Data listing>
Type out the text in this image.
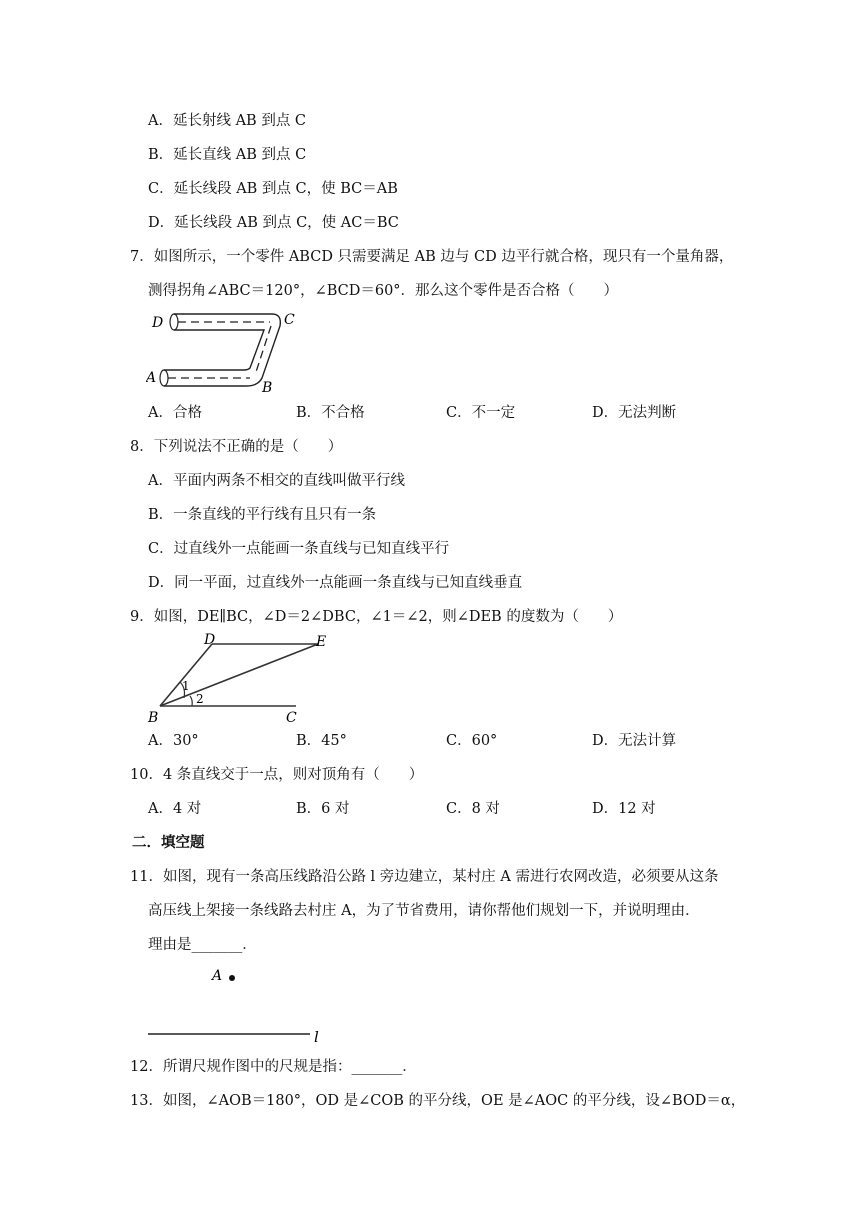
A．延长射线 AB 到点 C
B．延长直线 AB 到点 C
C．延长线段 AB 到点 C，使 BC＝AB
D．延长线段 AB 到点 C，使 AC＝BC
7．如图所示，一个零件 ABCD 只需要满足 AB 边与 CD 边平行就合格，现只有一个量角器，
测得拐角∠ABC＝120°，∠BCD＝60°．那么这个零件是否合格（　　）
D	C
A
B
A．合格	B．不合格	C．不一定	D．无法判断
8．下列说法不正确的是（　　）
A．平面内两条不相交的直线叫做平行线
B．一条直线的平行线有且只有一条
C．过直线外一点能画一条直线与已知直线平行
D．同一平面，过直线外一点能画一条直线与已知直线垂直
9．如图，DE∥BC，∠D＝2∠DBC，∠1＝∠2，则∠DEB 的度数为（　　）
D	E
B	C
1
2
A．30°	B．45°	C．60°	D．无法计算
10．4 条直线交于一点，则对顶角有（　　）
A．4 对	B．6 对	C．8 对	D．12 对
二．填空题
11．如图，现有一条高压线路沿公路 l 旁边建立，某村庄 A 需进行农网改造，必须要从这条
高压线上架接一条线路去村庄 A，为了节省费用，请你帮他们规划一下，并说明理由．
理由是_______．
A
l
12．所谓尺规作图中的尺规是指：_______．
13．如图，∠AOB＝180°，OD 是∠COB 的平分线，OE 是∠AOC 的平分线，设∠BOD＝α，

Task description> Transcribe the full listing above exactly as it stands, minus the pictures.

Answer for this exercise>
Type out the text in this image.
A．延长射线 AB 到点 C
B．延长直线 AB 到点 C
C．延长线段 AB 到点 C，使 BC＝AB
D．延长线段 AB 到点 C，使 AC＝BC
7．如图所示，一个零件 ABCD 只需要满足 AB 边与 CD 边平行就合格，现只有一个量角器，
测得拐角∠ABC＝120°，∠BCD＝60°．那么这个零件是否合格（　　）
D	C
A
B
A．合格	B．不合格	C．不一定	D．无法判断
8．下列说法不正确的是（　　）
A．平面内两条不相交的直线叫做平行线
B．一条直线的平行线有且只有一条
C．过直线外一点能画一条直线与已知直线平行
D．同一平面，过直线外一点能画一条直线与已知直线垂直
9．如图，DE∥BC，∠D＝2∠DBC，∠1＝∠2，则∠DEB 的度数为（　　）
D	E
B	C
1
2
A．30°	B．45°	C．60°	D．无法计算
10．4 条直线交于一点，则对顶角有（　　）
A．4 对	B．6 对	C．8 对	D．12 对
二．填空题
11．如图，现有一条高压线路沿公路 l 旁边建立，某村庄 A 需进行农网改造，必须要从这条
高压线上架接一条线路去村庄 A，为了节省费用，请你帮他们规划一下，并说明理由．
理由是_______．
A
l
12．所谓尺规作图中的尺规是指：_______．
13．如图，∠AOB＝180°，OD 是∠COB 的平分线，OE 是∠AOC 的平分线，设∠BOD＝α，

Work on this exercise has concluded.